(Rows from a dataset)
-------
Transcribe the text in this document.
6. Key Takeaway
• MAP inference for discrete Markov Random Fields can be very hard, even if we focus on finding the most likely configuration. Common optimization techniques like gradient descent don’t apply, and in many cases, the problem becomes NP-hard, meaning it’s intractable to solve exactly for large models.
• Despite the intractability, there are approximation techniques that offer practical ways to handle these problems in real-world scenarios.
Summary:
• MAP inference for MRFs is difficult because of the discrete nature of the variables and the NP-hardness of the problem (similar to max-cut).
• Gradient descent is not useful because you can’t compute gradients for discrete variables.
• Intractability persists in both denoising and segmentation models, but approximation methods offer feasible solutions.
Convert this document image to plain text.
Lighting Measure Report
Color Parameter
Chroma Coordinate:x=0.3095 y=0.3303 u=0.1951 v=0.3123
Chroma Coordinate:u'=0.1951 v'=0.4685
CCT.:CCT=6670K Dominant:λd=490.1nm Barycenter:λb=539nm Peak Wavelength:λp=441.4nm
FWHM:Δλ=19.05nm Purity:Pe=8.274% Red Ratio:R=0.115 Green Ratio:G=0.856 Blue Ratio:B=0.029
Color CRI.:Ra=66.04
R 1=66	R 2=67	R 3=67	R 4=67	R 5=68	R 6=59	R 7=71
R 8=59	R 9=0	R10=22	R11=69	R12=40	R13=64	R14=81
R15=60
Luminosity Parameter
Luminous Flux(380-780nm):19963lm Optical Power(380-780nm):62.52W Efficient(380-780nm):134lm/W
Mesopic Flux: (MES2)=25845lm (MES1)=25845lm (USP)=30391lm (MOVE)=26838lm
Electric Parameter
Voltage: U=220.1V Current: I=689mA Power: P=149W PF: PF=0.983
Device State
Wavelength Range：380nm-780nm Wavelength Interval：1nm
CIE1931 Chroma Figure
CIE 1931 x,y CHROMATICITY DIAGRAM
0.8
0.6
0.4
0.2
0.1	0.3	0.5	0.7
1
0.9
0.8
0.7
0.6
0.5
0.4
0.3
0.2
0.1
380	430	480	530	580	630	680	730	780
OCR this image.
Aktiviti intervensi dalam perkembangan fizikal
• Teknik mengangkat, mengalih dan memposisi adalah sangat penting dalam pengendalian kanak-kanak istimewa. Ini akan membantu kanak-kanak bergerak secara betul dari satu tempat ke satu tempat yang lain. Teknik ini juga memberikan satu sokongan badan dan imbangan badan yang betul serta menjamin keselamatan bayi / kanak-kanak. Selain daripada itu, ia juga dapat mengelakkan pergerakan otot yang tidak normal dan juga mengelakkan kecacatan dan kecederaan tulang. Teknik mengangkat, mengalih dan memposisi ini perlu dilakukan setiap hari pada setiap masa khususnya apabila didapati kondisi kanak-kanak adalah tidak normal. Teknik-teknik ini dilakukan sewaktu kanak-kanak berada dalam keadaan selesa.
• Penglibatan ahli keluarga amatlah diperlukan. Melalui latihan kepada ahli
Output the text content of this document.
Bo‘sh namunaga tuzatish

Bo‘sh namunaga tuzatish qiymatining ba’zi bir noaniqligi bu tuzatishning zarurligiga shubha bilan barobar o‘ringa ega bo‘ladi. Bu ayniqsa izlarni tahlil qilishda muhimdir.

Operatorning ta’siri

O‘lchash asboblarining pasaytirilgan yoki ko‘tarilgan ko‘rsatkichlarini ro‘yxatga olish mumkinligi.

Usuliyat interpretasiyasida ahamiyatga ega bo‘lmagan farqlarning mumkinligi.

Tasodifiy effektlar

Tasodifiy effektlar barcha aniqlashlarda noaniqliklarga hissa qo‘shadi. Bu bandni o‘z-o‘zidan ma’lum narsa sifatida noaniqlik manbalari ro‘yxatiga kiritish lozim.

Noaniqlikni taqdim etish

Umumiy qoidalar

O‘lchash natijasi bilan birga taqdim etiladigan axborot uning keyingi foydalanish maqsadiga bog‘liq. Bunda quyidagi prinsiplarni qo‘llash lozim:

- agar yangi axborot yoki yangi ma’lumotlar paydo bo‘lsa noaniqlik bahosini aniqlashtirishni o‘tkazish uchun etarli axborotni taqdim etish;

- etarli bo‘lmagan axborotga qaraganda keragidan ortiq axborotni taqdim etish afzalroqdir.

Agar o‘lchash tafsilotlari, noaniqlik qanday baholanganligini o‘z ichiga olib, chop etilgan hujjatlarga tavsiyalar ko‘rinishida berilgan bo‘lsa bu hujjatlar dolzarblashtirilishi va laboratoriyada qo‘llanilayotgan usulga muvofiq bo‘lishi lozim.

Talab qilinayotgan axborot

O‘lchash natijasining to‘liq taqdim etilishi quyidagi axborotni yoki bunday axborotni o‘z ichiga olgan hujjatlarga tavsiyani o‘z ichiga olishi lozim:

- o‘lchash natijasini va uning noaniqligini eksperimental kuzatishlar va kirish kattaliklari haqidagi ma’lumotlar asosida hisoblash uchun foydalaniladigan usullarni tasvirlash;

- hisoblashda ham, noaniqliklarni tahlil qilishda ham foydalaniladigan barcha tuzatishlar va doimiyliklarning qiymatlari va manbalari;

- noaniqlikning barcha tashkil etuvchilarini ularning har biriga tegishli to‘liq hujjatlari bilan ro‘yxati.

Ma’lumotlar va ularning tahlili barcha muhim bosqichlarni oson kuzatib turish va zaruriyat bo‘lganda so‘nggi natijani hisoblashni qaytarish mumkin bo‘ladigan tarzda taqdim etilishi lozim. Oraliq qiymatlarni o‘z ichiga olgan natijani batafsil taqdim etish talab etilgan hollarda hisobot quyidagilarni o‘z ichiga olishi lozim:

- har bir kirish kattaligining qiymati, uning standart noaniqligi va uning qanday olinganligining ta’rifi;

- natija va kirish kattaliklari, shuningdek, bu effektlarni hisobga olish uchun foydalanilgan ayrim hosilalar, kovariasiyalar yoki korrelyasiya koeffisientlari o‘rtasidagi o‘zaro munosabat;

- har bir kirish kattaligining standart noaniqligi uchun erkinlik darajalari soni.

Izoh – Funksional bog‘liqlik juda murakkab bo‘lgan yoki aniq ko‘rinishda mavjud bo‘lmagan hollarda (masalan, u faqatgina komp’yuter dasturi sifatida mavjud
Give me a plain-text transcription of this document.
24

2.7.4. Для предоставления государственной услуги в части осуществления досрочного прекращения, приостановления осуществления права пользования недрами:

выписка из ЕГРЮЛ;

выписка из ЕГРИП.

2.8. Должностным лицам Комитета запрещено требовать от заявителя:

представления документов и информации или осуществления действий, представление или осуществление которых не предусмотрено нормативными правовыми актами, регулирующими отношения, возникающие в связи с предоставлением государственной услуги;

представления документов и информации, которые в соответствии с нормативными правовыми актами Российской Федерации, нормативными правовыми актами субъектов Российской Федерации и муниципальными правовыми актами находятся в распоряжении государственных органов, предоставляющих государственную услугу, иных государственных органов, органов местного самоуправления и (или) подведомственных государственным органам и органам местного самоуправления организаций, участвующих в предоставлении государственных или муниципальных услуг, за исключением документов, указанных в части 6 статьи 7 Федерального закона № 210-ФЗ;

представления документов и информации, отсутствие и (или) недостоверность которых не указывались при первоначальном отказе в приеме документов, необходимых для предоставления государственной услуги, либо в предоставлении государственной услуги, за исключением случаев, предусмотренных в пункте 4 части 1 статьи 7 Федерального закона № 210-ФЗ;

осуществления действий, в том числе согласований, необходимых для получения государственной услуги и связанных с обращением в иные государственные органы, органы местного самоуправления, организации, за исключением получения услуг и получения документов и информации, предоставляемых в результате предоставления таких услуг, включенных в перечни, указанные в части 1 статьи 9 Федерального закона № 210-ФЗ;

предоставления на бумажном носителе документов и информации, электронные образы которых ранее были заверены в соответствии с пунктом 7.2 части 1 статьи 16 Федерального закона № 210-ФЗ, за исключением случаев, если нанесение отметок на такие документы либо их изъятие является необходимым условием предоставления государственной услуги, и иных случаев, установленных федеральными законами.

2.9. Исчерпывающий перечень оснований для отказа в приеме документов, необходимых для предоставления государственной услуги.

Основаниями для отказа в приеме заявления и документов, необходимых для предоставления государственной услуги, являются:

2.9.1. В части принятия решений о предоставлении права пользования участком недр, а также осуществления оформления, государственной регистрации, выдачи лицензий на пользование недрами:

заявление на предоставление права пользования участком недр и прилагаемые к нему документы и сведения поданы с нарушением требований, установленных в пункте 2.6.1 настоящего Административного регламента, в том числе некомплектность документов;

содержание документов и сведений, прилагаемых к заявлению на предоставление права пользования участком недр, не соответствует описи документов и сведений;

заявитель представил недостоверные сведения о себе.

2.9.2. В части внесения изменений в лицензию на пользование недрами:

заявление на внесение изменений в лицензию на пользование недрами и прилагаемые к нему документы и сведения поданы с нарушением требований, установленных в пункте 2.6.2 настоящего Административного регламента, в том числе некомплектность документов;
-------
### [Your objective]
Search the entries for "Flux" and copy out each line that has it.

### [Answer to this exercise]
Luminous Flux(380-780nm):19963lm Optical Power(380-780nm):62.52W Efficient(380-780nm):134lm/W
Mesopic Flux: (MES2)=25845lm (MES1)=25845lm (USP)=30391lm (MOVE)=26838lm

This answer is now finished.